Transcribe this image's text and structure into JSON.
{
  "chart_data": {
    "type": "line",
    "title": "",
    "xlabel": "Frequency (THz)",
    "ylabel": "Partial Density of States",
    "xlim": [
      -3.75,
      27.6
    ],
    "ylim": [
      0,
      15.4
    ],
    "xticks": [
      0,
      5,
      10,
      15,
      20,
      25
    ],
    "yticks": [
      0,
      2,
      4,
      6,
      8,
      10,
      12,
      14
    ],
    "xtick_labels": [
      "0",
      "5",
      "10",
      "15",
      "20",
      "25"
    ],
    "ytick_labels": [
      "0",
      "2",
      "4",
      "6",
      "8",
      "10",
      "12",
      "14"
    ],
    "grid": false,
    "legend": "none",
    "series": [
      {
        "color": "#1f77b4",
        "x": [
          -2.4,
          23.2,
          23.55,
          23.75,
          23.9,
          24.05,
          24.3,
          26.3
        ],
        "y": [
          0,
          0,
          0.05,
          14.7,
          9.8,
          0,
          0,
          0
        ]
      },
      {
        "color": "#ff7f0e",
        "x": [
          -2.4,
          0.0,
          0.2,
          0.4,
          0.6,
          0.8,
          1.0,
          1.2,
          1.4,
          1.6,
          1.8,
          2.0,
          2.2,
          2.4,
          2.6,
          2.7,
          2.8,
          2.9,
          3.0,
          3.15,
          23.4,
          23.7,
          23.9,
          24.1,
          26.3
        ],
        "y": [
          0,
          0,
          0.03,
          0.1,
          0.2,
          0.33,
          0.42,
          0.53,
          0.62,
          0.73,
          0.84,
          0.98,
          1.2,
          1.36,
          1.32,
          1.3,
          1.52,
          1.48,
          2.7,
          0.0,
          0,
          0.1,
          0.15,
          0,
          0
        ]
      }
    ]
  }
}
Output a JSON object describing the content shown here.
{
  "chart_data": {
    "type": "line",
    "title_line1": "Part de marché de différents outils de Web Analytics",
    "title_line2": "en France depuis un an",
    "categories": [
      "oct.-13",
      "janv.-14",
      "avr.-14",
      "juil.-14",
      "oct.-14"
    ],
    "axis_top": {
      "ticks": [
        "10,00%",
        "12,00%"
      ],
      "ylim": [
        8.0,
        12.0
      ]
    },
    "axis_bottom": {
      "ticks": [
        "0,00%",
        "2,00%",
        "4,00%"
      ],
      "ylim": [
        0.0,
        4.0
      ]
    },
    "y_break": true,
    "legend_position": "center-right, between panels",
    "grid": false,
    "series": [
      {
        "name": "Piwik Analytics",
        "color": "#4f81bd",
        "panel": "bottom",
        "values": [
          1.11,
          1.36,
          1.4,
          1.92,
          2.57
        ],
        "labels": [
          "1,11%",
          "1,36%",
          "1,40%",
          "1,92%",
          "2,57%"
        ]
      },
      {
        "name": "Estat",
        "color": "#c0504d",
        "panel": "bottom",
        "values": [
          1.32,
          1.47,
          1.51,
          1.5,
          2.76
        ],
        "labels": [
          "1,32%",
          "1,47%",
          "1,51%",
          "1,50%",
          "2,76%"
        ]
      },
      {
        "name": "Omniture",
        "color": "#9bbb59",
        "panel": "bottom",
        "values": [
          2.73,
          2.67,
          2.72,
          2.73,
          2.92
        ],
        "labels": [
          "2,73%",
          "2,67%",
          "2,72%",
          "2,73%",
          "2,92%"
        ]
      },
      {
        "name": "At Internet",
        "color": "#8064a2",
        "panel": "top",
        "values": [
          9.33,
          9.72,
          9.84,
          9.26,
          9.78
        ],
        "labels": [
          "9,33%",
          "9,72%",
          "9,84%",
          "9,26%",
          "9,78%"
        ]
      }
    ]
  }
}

——

* EXERCISE GOAL *
Every line in the data that holds "color" should be copied out.

* EXERCISE ANSWER *
        "color": "#1f77b4",
        "color": "#ff7f0e",
        "color": "#4f81bd",
        "color": "#c0504d",
        "color": "#9bbb59",
        "color": "#8064a2",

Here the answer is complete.